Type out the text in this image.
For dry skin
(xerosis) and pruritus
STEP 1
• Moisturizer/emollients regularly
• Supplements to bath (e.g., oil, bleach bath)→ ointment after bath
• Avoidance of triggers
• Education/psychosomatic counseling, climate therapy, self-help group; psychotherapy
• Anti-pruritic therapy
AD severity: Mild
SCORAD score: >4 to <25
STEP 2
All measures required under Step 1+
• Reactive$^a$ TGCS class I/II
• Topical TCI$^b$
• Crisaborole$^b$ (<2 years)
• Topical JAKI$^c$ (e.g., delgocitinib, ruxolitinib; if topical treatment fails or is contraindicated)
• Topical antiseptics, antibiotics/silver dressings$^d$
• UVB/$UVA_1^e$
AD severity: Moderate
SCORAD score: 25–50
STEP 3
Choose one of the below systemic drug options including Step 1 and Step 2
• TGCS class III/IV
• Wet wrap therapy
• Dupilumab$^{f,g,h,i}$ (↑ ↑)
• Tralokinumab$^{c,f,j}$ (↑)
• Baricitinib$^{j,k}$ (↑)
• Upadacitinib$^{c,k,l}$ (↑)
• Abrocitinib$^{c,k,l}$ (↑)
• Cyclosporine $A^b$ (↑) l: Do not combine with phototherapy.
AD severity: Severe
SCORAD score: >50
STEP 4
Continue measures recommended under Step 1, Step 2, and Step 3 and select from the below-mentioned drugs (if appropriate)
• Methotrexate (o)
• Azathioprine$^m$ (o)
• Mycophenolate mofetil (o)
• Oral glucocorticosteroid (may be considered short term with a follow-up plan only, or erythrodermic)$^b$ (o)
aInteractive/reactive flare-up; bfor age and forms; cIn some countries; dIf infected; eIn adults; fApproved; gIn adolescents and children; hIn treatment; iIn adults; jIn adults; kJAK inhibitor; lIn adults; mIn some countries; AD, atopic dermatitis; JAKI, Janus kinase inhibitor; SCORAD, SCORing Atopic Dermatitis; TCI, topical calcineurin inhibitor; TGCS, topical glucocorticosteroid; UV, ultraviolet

....................

## Given exercise
Nothing in the data may differ; print all of it exactly as written.

## Exercise result
Type out the text in this image.
For dry skin
(xerosis) and pruritus
STEP 1
• Moisturizer/emollients regularly
• Supplements to bath (e.g., oil, bleach bath)→ ointment after bath
• Avoidance of triggers
• Education/psychosomatic counseling, climate therapy, self-help group; psychotherapy
• Anti-pruritic therapy
AD severity: Mild
SCORAD score: >4 to <25
STEP 2
All measures required under Step 1+
• Reactive$^a$ TGCS class I/II
• Topical TCI$^b$
• Crisaborole$^b$ (<2 years)
• Topical JAKI$^c$ (e.g., delgocitinib, ruxolitinib; if topical treatment fails or is contraindicated)
• Topical antiseptics, antibiotics/silver dressings$^d$
• UVB/$UVA_1^e$
AD severity: Moderate
SCORAD score: 25–50
STEP 3
Choose one of the below systemic drug options including Step 1 and Step 2
• TGCS class III/IV
• Wet wrap therapy
• Dupilumab$^{f,g,h,i}$ (↑ ↑)
• Tralokinumab$^{c,f,j}$ (↑)
• Baricitinib$^{j,k}$ (↑)
• Upadacitinib$^{c,k,l}$ (↑)
• Abrocitinib$^{c,k,l}$ (↑)
• Cyclosporine $A^b$ (↑) l: Do not combine with phototherapy.
AD severity: Severe
SCORAD score: >50
STEP 4
Continue measures recommended under Step 1, Step 2, and Step 3 and select from the below-mentioned drugs (if appropriate)
• Methotrexate (o)
• Azathioprine$^m$ (o)
• Mycophenolate mofetil (o)
• Oral glucocorticosteroid (may be considered short term with a follow-up plan only, or erythrodermic)$^b$ (o)
aInteractive/reactive flare-up; bfor age and forms; cIn some countries; dIf infected; eIn adults; fApproved; gIn adolescents and children; hIn treatment; iIn adults; jIn adults; kJAK inhibitor; lIn adults; mIn some countries; AD, atopic dermatitis; JAKI, Janus kinase inhibitor; SCORAD, SCORing Atopic Dermatitis; TCI, topical calcineurin inhibitor; TGCS, topical glucocorticosteroid; UV, ultraviolet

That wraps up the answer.